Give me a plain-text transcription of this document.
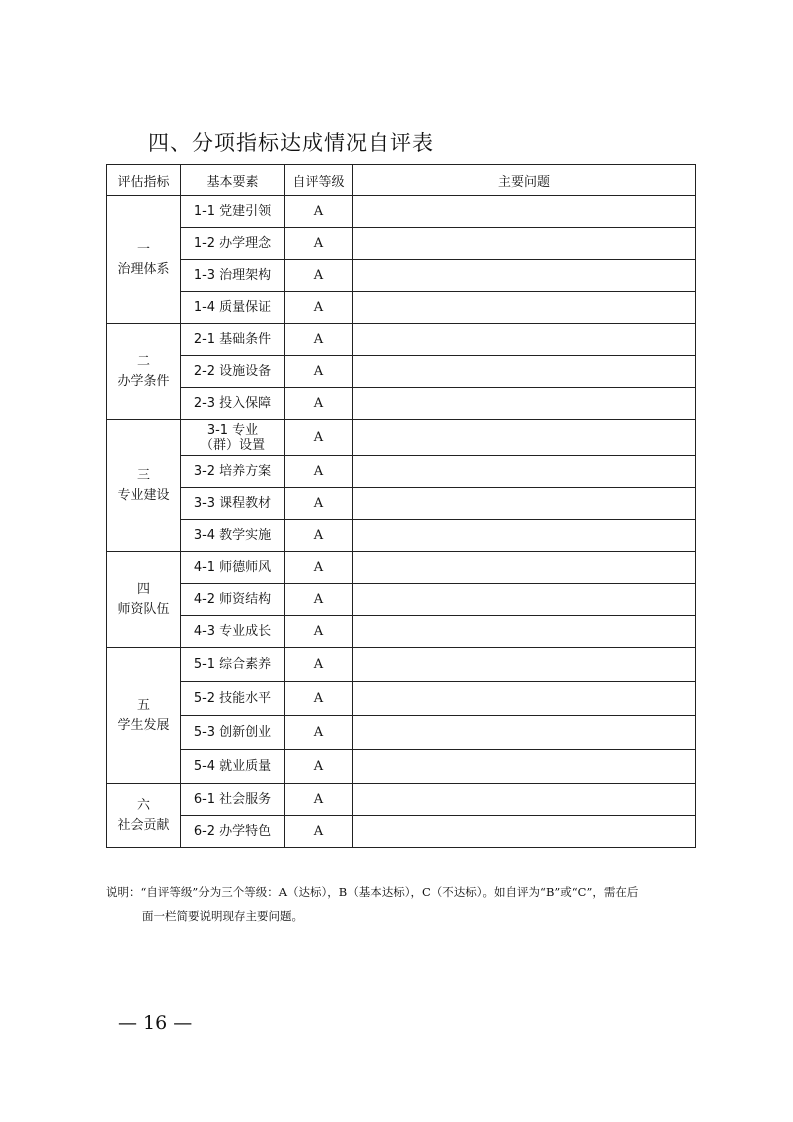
四、分项指标达成情况自评表
评估指标	基本要素	自评等级	主要问题

一
治理体系	1-1 党建引领	A	
	1-2 办学理念	A	
	1-3 治理架构	A	
	1-4 质量保证	A	

二
办学条件	2-1 基础条件	A	
	2-2 设施设备	A	
	2-3 投入保障	A	

三
专业建设	3-1 专业（群）设置	A	
	3-2 培养方案	A	
	3-3 课程教材	A	
	3-4 教学实施	A	

四
师资队伍	4-1 师德师风	A	
	4-2 师资结构	A	
	4-3 专业成长	A	

五
学生发展	5-1 综合素养	A	
	5-2 技能水平	A	
	5-3 创新创业	A	
	5-4 就业质量	A	

六
社会贡献	6-1 社会服务	A	
	6-2 办学特色	A	
说明：“自评等级”分为三个等级：A（达标），B（基本达标），C（不达标）。如自评为“B”或“C”，需在后
面一栏简要说明现存主要问题。
— 16 —
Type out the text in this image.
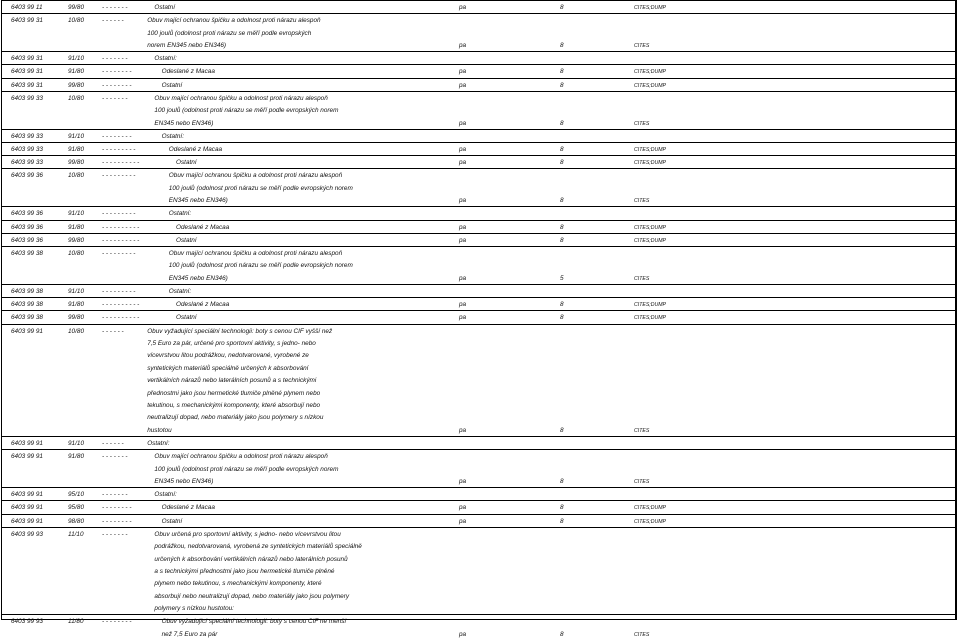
6403 99 11	99/80	- - - - - - -	Ostatní	pa	8	CITES;DUMP
6403 99 31	10/80	- - - - - -	Obuv mající ochranou špičku a odolnost proti nárazu alespoň
100 joulů (odolnost proti nárazu se měří podle evropských
norem EN345 nebo EN346)	pa	8	CITES
6403 99 31	91/10	- - - - - - -	Ostatní:
6403 99 31	91/80	- - - - - - - -	Odeslané z Macaa	pa	8	CITES;DUMP
6403 99 31	99/80	- - - - - - - -	Ostatní	pa	8	CITES;DUMP
6403 99 33	10/80	- - - - - - -	Obuv mající ochranou špičku a odolnost proti nárazu alespoň
100 joulů (odolnost proti nárazu se měří podle evropských norem
EN345 nebo EN346)	pa	8	CITES
6403 99 33	91/10	- - - - - - - -	Ostatní:
6403 99 33	91/80	- - - - - - - - -	Odeslané z Macaa	pa	8	CITES;DUMP
6403 99 33	99/80	- - - - - - - - - -	Ostatní	pa	8	CITES;DUMP
6403 99 36	10/80	- - - - - - - - -	Obuv mající ochranou špičku a odolnost proti nárazu alespoň
100 joulů (odolnost proti nárazu se měří podle evropských norem
EN345 nebo EN346)	pa	8	CITES
6403 99 36	91/10	- - - - - - - - -	Ostatní:
6403 99 36	91/80	- - - - - - - - - -	Odeslané z Macaa	pa	8	CITES;DUMP
6403 99 36	99/80	- - - - - - - - - -	Ostatní	pa	8	CITES;DUMP
6403 99 38	10/80	- - - - - - - - -	Obuv mající ochranou špičku a odolnost proti nárazu alespoň
100 joulů (odolnost proti nárazu se měří podle evropských norem
EN345 nebo EN346)	pa	5	CITES
6403 99 38	91/10	- - - - - - - - -	Ostatní:
6403 99 38	91/80	- - - - - - - - - -	Odeslané z Macaa	pa	8	CITES;DUMP
6403 99 38	99/80	- - - - - - - - - -	Ostatní	pa	8	CITES;DUMP
6403 99 91	10/80	- - - - - -	Obuv vyžadující speciální technologii: boty s cenou CIF vyšší než
7,5 Euro za pár, určené pro sportovní aktivity, s jedno- nebo
vícevrstvou litou podrážkou, nedotvarované, vyrobené ze
syntetických materiálů speciálně určených k absorbování
vertikálních nárazů nebo laterálních posunů a s technickými
přednostmi jako jsou hermetické tlumiče plněné plynem nebo
tekutinou, s mechanickými komponenty, které absorbují nebo
neutralizují dopad, nebo materiály jako jsou polymery s nízkou
hustotou	pa	8	CITES
6403 99 91	91/10	- - - - - -	Ostatní:
6403 99 91	91/80	- - - - - - -	Obuv mající ochranou špičku a odolnost proti nárazu alespoň
100 joulů (odolnost proti nárazu se měří podle evropských norem
EN345 nebo EN346)	pa	8	CITES
6403 99 91	95/10	- - - - - - -	Ostatní:
6403 99 91	95/80	- - - - - - - -	Odeslané z Macaa	pa	8	CITES;DUMP
6403 99 91	98/80	- - - - - - - -	Ostatní	pa	8	CITES;DUMP
6403 99 93	11/10	- - - - - - -	Obuv určená pro sportovní aktivity, s jedno- nebo vícevrstvou litou
podrážkou, nedotvarovaná, vyrobená ze syntetických materiálů speciálně
určených k absorbování vertikálních nárazů nebo laterálních posunů
a s technickými přednostmi jako jsou hermetické tlumiče plněné
plynem nebo tekutinou, s mechanickými komponenty, které
absorbují nebo neutralizují dopad, nebo materiály jako jsou polymery
polymery s nízkou hustotou:
6403 99 93	11/80	- - - - - - - -	Obuv vyžadující speciální technologii: boty s cenou CIF ne menší
než 7,5 Euro za pár	pa	8	CITES
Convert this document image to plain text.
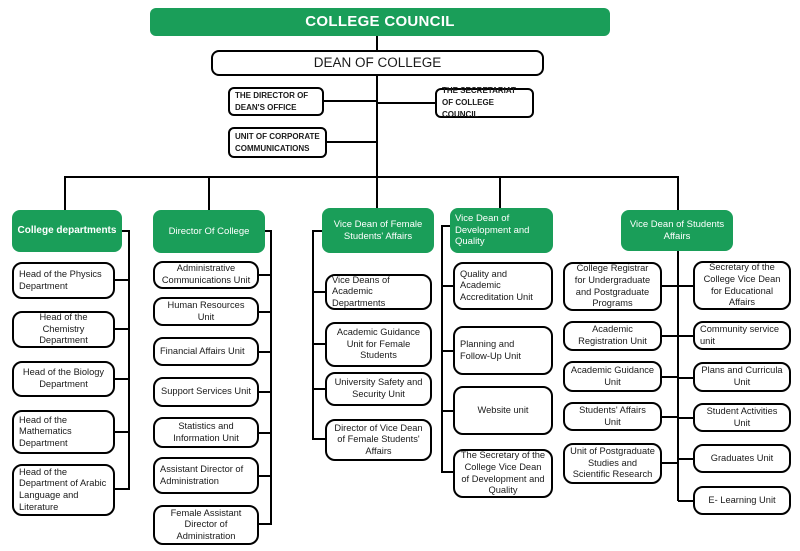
COLLEGE COUNCIL
DEAN OF COLLEGE
THE DIRECTOR OF DEAN'S OFFICE
THE SECRETARIAT OF COLLEGE COUNCIL
UNIT OF CORPORATE COMMUNICATIONS
College departments
Head of the Physics Department
Head of the Chemistry Department
Head of the Biology Department
Head of the Mathematics Department
Head of the Department of Arabic Language and Literature
Director Of College
Administrative Communications Unit
Human Resources Unit
Financial Affairs Unit
Support Services Unit
Statistics and Information Unit
Assistant Director of Administration
Female Assistant Director of Administration
Vice Dean of Female Students' Affairs
Vice Deans of Academic Departments
Academic Guidance Unit for Female Students
University Safety and Security Unit
Director of Vice Dean of Female Students' Affairs
Vice Dean of Development and Quality
Quality and Academic Accreditation Unit
Planning and Follow-Up Unit
Website unit
The Secretary of the College Vice Dean of Development and Quality
Vice Dean of Students Affairs
College Registrar for Undergraduate and Postgraduate Programs
Academic Registration Unit
Academic Guidance Unit
Students' Affairs Unit
Unit of Postgraduate Studies and Scientific Research
Secretary of the College Vice Dean for Educational Affairs
Community service unit
Plans and Curricula Unit
Student Activities Unit
Graduates Unit
E- Learning Unit
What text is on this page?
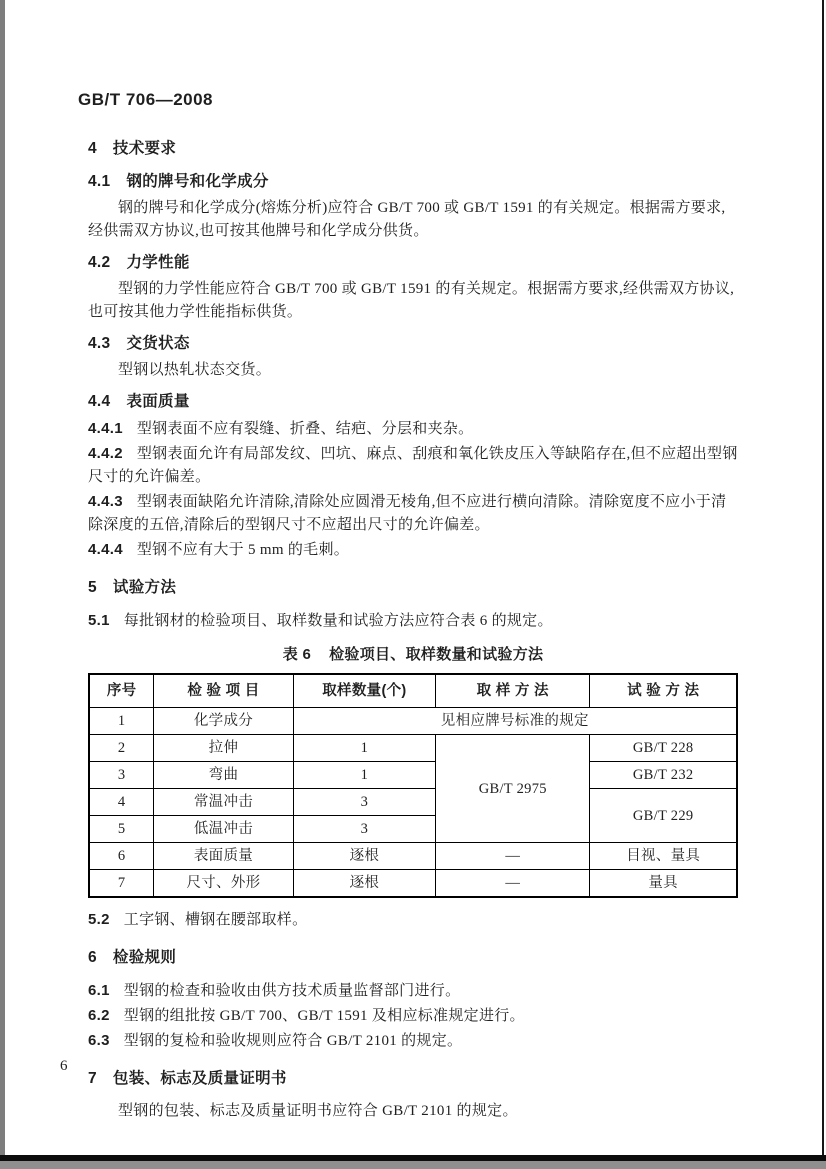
GB/T 706—2008
4 技术要求
4.1 钢的牌号和化学成分

钢的牌号和化学成分(熔炼分析)应符合 GB/T 700 或 GB/T 1591 的有关规定。根据需方要求,经供需双方协议,也可按其他牌号和化学成分供货。

4.2 力学性能

型钢的力学性能应符合 GB/T 700 或 GB/T 1591 的有关规定。根据需方要求,经供需双方协议,也可按其他力学性能指标供货。

4.3 交货状态

型钢以热轧状态交货。

4.4 表面质量

4.4.1 型钢表面不应有裂缝、折叠、结疤、分层和夹杂。

4.4.2 型钢表面允许有局部发纹、凹坑、麻点、刮痕和氧化铁皮压入等缺陷存在,但不应超出型钢尺寸的允许偏差。

4.4.3 型钢表面缺陷允许清除,清除处应圆滑无棱角,但不应进行横向清除。清除宽度不应小于清除深度的五倍,清除后的型钢尺寸不应超出尺寸的允许偏差。

4.4.4 型钢不应有大于 5 mm 的毛刺。

5 试验方法

5.1 每批钢材的检验项目、取样数量和试验方法应符合表 6 的规定。

表 6 检验项目、取样数量和试验方法
序号	检 验 项 目	取样数量(个)	取 样 方 法	试 验 方 法
1	化学成分	见相应牌号标准的规定		
2	拉伸	1	GB/T 2975	GB/T 228
3	弯曲	1		GB/T 232
4	常温冲击	3		GB/T 229
5	低温冲击	3		
6	表面质量	逐根	—	目视、量具
7	尺寸、外形	逐根	—	量具

5.2 工字钢、槽钢在腰部取样。

6 检验规则

6.1 型钢的检查和验收由供方技术质量监督部门进行。

6.2 型钢的组批按 GB/T 700、GB/T 1591 及相应标准规定进行。

6.3 型钢的复检和验收规则应符合 GB/T 2101 的规定。

7 包装、标志及质量证明书

型钢的包装、标志及质量证明书应符合 GB/T 2101 的规定。

6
+ + + +
_Short problem_:
Drop the pictures and reproduce the rest of the entries above exactly.

_Exercise output_:
Give me a plain-text transcription of this document.
四、分项指标达成情况自评表
评估指标	基本要素	自评等级	主要问题

一
治理体系	1-1 党建引领	A	
	1-2 办学理念	A	
	1-3 治理架构	A	
	1-4 质量保证	A	

二
办学条件	2-1 基础条件	A	
	2-2 设施设备	A	
	2-3 投入保障	A	

三
专业建设	3-1 专业（群）设置	A	
	3-2 培养方案	A	
	3-3 课程教材	A	
	3-4 教学实施	A	

四
师资队伍	4-1 师德师风	A	
	4-2 师资结构	A	
	4-3 专业成长	A	

五
学生发展	5-1 综合素养	A	
	5-2 技能水平	A	
	5-3 创新创业	A	
	5-4 就业质量	A	

六
社会贡献	6-1 社会服务	A	
	6-2 办学特色	A	
说明：“自评等级”分为三个等级：A（达标），B（基本达标），C（不达标）。如自评为“B”或“C”，需在后
面一栏简要说明现存主要问题。
— 16 —
Type out the text in this image.
6403 99 11	99/80	- - - - - - -	Ostatní	pa	8	CITES;DUMP
6403 99 31	10/80	- - - - - -	Obuv mající ochranou špičku a odolnost proti nárazu alespoň
100 joulů (odolnost proti nárazu se měří podle evropských
norem EN345 nebo EN346)	pa	8	CITES
6403 99 31	91/10	- - - - - - -	Ostatní:
6403 99 31	91/80	- - - - - - - -	Odeslané z Macaa	pa	8	CITES;DUMP
6403 99 31	99/80	- - - - - - - -	Ostatní	pa	8	CITES;DUMP
6403 99 33	10/80	- - - - - - -	Obuv mající ochranou špičku a odolnost proti nárazu alespoň
100 joulů (odolnost proti nárazu se měří podle evropských norem
EN345 nebo EN346)	pa	8	CITES
6403 99 33	91/10	- - - - - - - -	Ostatní:
6403 99 33	91/80	- - - - - - - - -	Odeslané z Macaa	pa	8	CITES;DUMP
6403 99 33	99/80	- - - - - - - - - -	Ostatní	pa	8	CITES;DUMP
6403 99 36	10/80	- - - - - - - - -	Obuv mající ochranou špičku a odolnost proti nárazu alespoň
100 joulů (odolnost proti nárazu se měří podle evropských norem
EN345 nebo EN346)	pa	8	CITES
6403 99 36	91/10	- - - - - - - - -	Ostatní:
6403 99 36	91/80	- - - - - - - - - -	Odeslané z Macaa	pa	8	CITES;DUMP
6403 99 36	99/80	- - - - - - - - - -	Ostatní	pa	8	CITES;DUMP
6403 99 38	10/80	- - - - - - - - -	Obuv mající ochranou špičku a odolnost proti nárazu alespoň
100 joulů (odolnost proti nárazu se měří podle evropských norem
EN345 nebo EN346)	pa	5	CITES
6403 99 38	91/10	- - - - - - - - -	Ostatní:
6403 99 38	91/80	- - - - - - - - - -	Odeslané z Macaa	pa	8	CITES;DUMP
6403 99 38	99/80	- - - - - - - - - -	Ostatní	pa	8	CITES;DUMP
6403 99 91	10/80	- - - - - -	Obuv vyžadující speciální technologii: boty s cenou CIF vyšší než
7,5 Euro za pár, určené pro sportovní aktivity, s jedno- nebo
vícevrstvou litou podrážkou, nedotvarované, vyrobené ze
syntetických materiálů speciálně určených k absorbování
vertikálních nárazů nebo laterálních posunů a s technickými
přednostmi jako jsou hermetické tlumiče plněné plynem nebo
tekutinou, s mechanickými komponenty, které absorbují nebo
neutralizují dopad, nebo materiály jako jsou polymery s nízkou
hustotou	pa	8	CITES
6403 99 91	91/10	- - - - - -	Ostatní:
6403 99 91	91/80	- - - - - - -	Obuv mající ochranou špičku a odolnost proti nárazu alespoň
100 joulů (odolnost proti nárazu se měří podle evropských norem
EN345 nebo EN346)	pa	8	CITES
6403 99 91	95/10	- - - - - - -	Ostatní:
6403 99 91	95/80	- - - - - - - -	Odeslané z Macaa	pa	8	CITES;DUMP
6403 99 91	98/80	- - - - - - - -	Ostatní	pa	8	CITES;DUMP
6403 99 93	11/10	- - - - - - -	Obuv určená pro sportovní aktivity, s jedno- nebo vícevrstvou litou
podrážkou, nedotvarovaná, vyrobená ze syntetických materiálů speciálně
určených k absorbování vertikálních nárazů nebo laterálních posunů
a s technickými přednostmi jako jsou hermetické tlumiče plněné
plynem nebo tekutinou, s mechanickými komponenty, které
absorbují nebo neutralizují dopad, nebo materiály jako jsou polymery
polymery s nízkou hustotou:
6403 99 93	11/80	- - - - - - - -	Obuv vyžadující speciální technologii: boty s cenou CIF ne menší
než 7,5 Euro za pár	pa	8	CITES
Convert this document image to plain text.
COLLEGE COUNCIL
DEAN OF COLLEGE
THE DIRECTOR OF DEAN'S OFFICE
THE SECRETARIAT OF COLLEGE COUNCIL
UNIT OF CORPORATE COMMUNICATIONS
College departments
Head of the Physics Department
Head of the Chemistry Department
Head of the Biology Department
Head of the Mathematics Department
Head of the Department of Arabic Language and Literature
Director Of College
Administrative Communications Unit
Human Resources Unit
Financial Affairs Unit
Support Services Unit
Statistics and Information Unit
Assistant Director of Administration
Female Assistant Director of Administration
Vice Dean of Female Students' Affairs
Vice Deans of Academic Departments
Academic Guidance Unit for Female Students
University Safety and Security Unit
Director of Vice Dean of Female Students' Affairs
Vice Dean of Development and Quality
Quality and Academic Accreditation Unit
Planning and Follow-Up Unit
Website unit
The Secretary of the College Vice Dean of Development and Quality
Vice Dean of Students Affairs
College Registrar for Undergraduate and Postgraduate Programs
Academic Registration Unit
Academic Guidance Unit
Students' Affairs Unit
Unit of Postgraduate Studies and Scientific Research
Secretary of the College Vice Dean for Educational Affairs
Community service unit
Plans and Curricula Unit
Student Activities Unit
Graduates Unit
E- Learning Unit
What text is on this page?
GB/T 706—2008
4 技术要求
4.1 钢的牌号和化学成分

钢的牌号和化学成分(熔炼分析)应符合 GB/T 700 或 GB/T 1591 的有关规定。根据需方要求,经供需双方协议,也可按其他牌号和化学成分供货。

4.2 力学性能

型钢的力学性能应符合 GB/T 700 或 GB/T 1591 的有关规定。根据需方要求,经供需双方协议,也可按其他力学性能指标供货。

4.3 交货状态

型钢以热轧状态交货。

4.4 表面质量

4.4.1 型钢表面不应有裂缝、折叠、结疤、分层和夹杂。

4.4.2 型钢表面允许有局部发纹、凹坑、麻点、刮痕和氧化铁皮压入等缺陷存在,但不应超出型钢尺寸的允许偏差。

4.4.3 型钢表面缺陷允许清除,清除处应圆滑无棱角,但不应进行横向清除。清除宽度不应小于清除深度的五倍,清除后的型钢尺寸不应超出尺寸的允许偏差。

4.4.4 型钢不应有大于 5 mm 的毛刺。

5 试验方法

5.1 每批钢材的检验项目、取样数量和试验方法应符合表 6 的规定。

表 6 检验项目、取样数量和试验方法
序号	检 验 项 目	取样数量(个)	取 样 方 法	试 验 方 法
1	化学成分	见相应牌号标准的规定		
2	拉伸	1	GB/T 2975	GB/T 228
3	弯曲	1		GB/T 232
4	常温冲击	3		GB/T 229
5	低温冲击	3		
6	表面质量	逐根	—	目视、量具
7	尺寸、外形	逐根	—	量具

5.2 工字钢、槽钢在腰部取样。

6 检验规则

6.1 型钢的检查和验收由供方技术质量监督部门进行。

6.2 型钢的组批按 GB/T 700、GB/T 1591 及相应标准规定进行。

6.3 型钢的复检和验收规则应符合 GB/T 2101 的规定。

7 包装、标志及质量证明书

型钢的包装、标志及质量证明书应符合 GB/T 2101 的规定。

6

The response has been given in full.